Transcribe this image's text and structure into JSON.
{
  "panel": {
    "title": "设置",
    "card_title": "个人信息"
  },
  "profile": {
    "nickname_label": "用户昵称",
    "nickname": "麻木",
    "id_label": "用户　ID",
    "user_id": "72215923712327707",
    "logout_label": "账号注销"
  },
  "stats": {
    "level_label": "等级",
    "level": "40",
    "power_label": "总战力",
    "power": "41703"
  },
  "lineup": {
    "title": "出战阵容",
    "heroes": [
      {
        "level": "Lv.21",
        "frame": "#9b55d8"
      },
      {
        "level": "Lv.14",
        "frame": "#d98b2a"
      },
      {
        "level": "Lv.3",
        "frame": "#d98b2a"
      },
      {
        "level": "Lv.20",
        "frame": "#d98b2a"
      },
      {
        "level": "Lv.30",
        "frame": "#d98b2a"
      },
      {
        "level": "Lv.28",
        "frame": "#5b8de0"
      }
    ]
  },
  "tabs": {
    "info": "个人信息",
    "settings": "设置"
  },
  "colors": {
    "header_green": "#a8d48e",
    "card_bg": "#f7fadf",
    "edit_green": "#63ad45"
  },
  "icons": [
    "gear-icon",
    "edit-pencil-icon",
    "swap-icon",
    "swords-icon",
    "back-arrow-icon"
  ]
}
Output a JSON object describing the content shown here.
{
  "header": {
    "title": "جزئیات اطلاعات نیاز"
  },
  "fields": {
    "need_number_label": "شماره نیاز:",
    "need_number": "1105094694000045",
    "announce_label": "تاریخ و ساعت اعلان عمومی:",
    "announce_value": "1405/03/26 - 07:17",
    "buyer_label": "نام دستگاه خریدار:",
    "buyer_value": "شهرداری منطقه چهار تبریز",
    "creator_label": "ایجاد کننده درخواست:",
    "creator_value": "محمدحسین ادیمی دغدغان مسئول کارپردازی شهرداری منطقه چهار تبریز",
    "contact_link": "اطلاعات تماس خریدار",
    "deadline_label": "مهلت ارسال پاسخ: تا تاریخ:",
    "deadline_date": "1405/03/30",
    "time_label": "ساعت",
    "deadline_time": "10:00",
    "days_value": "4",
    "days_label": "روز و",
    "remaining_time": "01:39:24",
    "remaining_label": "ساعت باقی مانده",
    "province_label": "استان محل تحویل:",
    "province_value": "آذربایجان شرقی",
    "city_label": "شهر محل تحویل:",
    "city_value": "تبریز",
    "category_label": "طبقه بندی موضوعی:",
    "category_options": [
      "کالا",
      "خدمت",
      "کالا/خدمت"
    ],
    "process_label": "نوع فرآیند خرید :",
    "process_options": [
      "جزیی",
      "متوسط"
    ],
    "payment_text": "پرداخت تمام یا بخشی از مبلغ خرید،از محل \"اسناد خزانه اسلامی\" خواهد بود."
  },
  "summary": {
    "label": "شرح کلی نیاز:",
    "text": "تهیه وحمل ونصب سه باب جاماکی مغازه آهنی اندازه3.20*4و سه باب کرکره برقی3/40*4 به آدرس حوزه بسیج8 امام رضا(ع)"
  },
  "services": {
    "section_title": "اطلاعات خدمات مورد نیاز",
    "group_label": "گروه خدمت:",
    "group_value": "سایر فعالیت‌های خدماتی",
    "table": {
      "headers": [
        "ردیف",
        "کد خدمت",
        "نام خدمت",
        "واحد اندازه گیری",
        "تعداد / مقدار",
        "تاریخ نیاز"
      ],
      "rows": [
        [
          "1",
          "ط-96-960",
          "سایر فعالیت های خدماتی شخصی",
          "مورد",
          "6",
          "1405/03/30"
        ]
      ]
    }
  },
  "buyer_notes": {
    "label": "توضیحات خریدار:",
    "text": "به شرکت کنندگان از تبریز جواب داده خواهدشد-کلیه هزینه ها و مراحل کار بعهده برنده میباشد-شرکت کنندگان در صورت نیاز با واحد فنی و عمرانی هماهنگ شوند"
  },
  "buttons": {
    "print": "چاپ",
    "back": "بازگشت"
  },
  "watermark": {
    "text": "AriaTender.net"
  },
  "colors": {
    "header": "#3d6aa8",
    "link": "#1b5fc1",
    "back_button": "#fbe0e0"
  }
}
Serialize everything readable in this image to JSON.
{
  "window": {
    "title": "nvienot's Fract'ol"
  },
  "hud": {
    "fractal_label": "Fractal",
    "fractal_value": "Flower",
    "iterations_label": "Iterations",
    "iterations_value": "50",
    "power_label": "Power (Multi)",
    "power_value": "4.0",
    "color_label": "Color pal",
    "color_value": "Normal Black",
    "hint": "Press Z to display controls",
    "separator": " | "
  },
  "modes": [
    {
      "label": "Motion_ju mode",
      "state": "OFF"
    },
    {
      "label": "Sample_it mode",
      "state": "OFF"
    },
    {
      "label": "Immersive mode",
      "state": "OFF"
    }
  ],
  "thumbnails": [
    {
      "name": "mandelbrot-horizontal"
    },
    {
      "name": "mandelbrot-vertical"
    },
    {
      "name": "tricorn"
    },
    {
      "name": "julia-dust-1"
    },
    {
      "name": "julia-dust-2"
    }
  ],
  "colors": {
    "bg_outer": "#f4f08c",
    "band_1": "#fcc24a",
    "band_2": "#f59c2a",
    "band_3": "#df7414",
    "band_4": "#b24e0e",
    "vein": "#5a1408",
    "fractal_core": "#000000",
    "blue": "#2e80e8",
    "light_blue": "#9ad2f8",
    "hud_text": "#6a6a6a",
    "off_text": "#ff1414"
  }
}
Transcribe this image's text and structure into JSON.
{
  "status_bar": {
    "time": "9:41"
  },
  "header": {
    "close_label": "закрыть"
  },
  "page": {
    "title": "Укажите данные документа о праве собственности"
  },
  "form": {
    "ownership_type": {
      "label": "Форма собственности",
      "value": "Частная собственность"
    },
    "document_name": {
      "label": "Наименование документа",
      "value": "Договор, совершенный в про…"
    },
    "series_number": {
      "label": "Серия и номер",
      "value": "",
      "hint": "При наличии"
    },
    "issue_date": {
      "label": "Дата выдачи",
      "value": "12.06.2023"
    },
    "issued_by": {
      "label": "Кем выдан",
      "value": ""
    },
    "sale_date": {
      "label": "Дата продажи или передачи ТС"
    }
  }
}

########

### What the task asks
Repeat every record exactly as written, please.

### Result of this task
Transcribe this image's text and structure into JSON.
{
  "panel": {
    "title": "设置",
    "card_title": "个人信息"
  },
  "profile": {
    "nickname_label": "用户昵称",
    "nickname": "麻木",
    "id_label": "用户　ID",
    "user_id": "72215923712327707",
    "logout_label": "账号注销"
  },
  "stats": {
    "level_label": "等级",
    "level": "40",
    "power_label": "总战力",
    "power": "41703"
  },
  "lineup": {
    "title": "出战阵容",
    "heroes": [
      {
        "level": "Lv.21",
        "frame": "#9b55d8"
      },
      {
        "level": "Lv.14",
        "frame": "#d98b2a"
      },
      {
        "level": "Lv.3",
        "frame": "#d98b2a"
      },
      {
        "level": "Lv.20",
        "frame": "#d98b2a"
      },
      {
        "level": "Lv.30",
        "frame": "#d98b2a"
      },
      {
        "level": "Lv.28",
        "frame": "#5b8de0"
      }
    ]
  },
  "tabs": {
    "info": "个人信息",
    "settings": "设置"
  },
  "colors": {
    "header_green": "#a8d48e",
    "card_bg": "#f7fadf",
    "edit_green": "#63ad45"
  },
  "icons": [
    "gear-icon",
    "edit-pencil-icon",
    "swap-icon",
    "swords-icon",
    "back-arrow-icon"
  ]
}
Output a JSON object describing the content shown here.
{
  "header": {
    "title": "جزئیات اطلاعات نیاز"
  },
  "fields": {
    "need_number_label": "شماره نیاز:",
    "need_number": "1105094694000045",
    "announce_label": "تاریخ و ساعت اعلان عمومی:",
    "announce_value": "1405/03/26 - 07:17",
    "buyer_label": "نام دستگاه خریدار:",
    "buyer_value": "شهرداری منطقه چهار تبریز",
    "creator_label": "ایجاد کننده درخواست:",
    "creator_value": "محمدحسین ادیمی دغدغان مسئول کارپردازی شهرداری منطقه چهار تبریز",
    "contact_link": "اطلاعات تماس خریدار",
    "deadline_label": "مهلت ارسال پاسخ: تا تاریخ:",
    "deadline_date": "1405/03/30",
    "time_label": "ساعت",
    "deadline_time": "10:00",
    "days_value": "4",
    "days_label": "روز و",
    "remaining_time": "01:39:24",
    "remaining_label": "ساعت باقی مانده",
    "province_label": "استان محل تحویل:",
    "province_value": "آذربایجان شرقی",
    "city_label": "شهر محل تحویل:",
    "city_value": "تبریز",
    "category_label": "طبقه بندی موضوعی:",
    "category_options": [
      "کالا",
      "خدمت",
      "کالا/خدمت"
    ],
    "process_label": "نوع فرآیند خرید :",
    "process_options": [
      "جزیی",
      "متوسط"
    ],
    "payment_text": "پرداخت تمام یا بخشی از مبلغ خرید،از محل \"اسناد خزانه اسلامی\" خواهد بود."
  },
  "summary": {
    "label": "شرح کلی نیاز:",
    "text": "تهیه وحمل ونصب سه باب جاماکی مغازه آهنی اندازه3.20*4و سه باب کرکره برقی3/40*4 به آدرس حوزه بسیج8 امام رضا(ع)"
  },
  "services": {
    "section_title": "اطلاعات خدمات مورد نیاز",
    "group_label": "گروه خدمت:",
    "group_value": "سایر فعالیت‌های خدماتی",
    "table": {
      "headers": [
        "ردیف",
        "کد خدمت",
        "نام خدمت",
        "واحد اندازه گیری",
        "تعداد / مقدار",
        "تاریخ نیاز"
      ],
      "rows": [
        [
          "1",
          "ط-96-960",
          "سایر فعالیت های خدماتی شخصی",
          "مورد",
          "6",
          "1405/03/30"
        ]
      ]
    }
  },
  "buyer_notes": {
    "label": "توضیحات خریدار:",
    "text": "به شرکت کنندگان از تبریز جواب داده خواهدشد-کلیه هزینه ها و مراحل کار بعهده برنده میباشد-شرکت کنندگان در صورت نیاز با واحد فنی و عمرانی هماهنگ شوند"
  },
  "buttons": {
    "print": "چاپ",
    "back": "بازگشت"
  },
  "watermark": {
    "text": "AriaTender.net"
  },
  "colors": {
    "header": "#3d6aa8",
    "link": "#1b5fc1",
    "back_button": "#fbe0e0"
  }
}
Serialize everything readable in this image to JSON.
{
  "window": {
    "title": "nvienot's Fract'ol"
  },
  "hud": {
    "fractal_label": "Fractal",
    "fractal_value": "Flower",
    "iterations_label": "Iterations",
    "iterations_value": "50",
    "power_label": "Power (Multi)",
    "power_value": "4.0",
    "color_label": "Color pal",
    "color_value": "Normal Black",
    "hint": "Press Z to display controls",
    "separator": " | "
  },
  "modes": [
    {
      "label": "Motion_ju mode",
      "state": "OFF"
    },
    {
      "label": "Sample_it mode",
      "state": "OFF"
    },
    {
      "label": "Immersive mode",
      "state": "OFF"
    }
  ],
  "thumbnails": [
    {
      "name": "mandelbrot-horizontal"
    },
    {
      "name": "mandelbrot-vertical"
    },
    {
      "name": "tricorn"
    },
    {
      "name": "julia-dust-1"
    },
    {
      "name": "julia-dust-2"
    }
  ],
  "colors": {
    "bg_outer": "#f4f08c",
    "band_1": "#fcc24a",
    "band_2": "#f59c2a",
    "band_3": "#df7414",
    "band_4": "#b24e0e",
    "vein": "#5a1408",
    "fractal_core": "#000000",
    "blue": "#2e80e8",
    "light_blue": "#9ad2f8",
    "hud_text": "#6a6a6a",
    "off_text": "#ff1414"
  }
}
Transcribe this image's text and structure into JSON.
{
  "status_bar": {
    "time": "9:41"
  },
  "header": {
    "close_label": "закрыть"
  },
  "page": {
    "title": "Укажите данные документа о праве собственности"
  },
  "form": {
    "ownership_type": {
      "label": "Форма собственности",
      "value": "Частная собственность"
    },
    "document_name": {
      "label": "Наименование документа",
      "value": "Договор, совершенный в про…"
    },
    "series_number": {
      "label": "Серия и номер",
      "value": "",
      "hint": "При наличии"
    },
    "issue_date": {
      "label": "Дата выдачи",
      "value": "12.06.2023"
    },
    "issued_by": {
      "label": "Кем выдан",
      "value": ""
    },
    "sale_date": {
      "label": "Дата продажи или передачи ТС"
    }
  }
}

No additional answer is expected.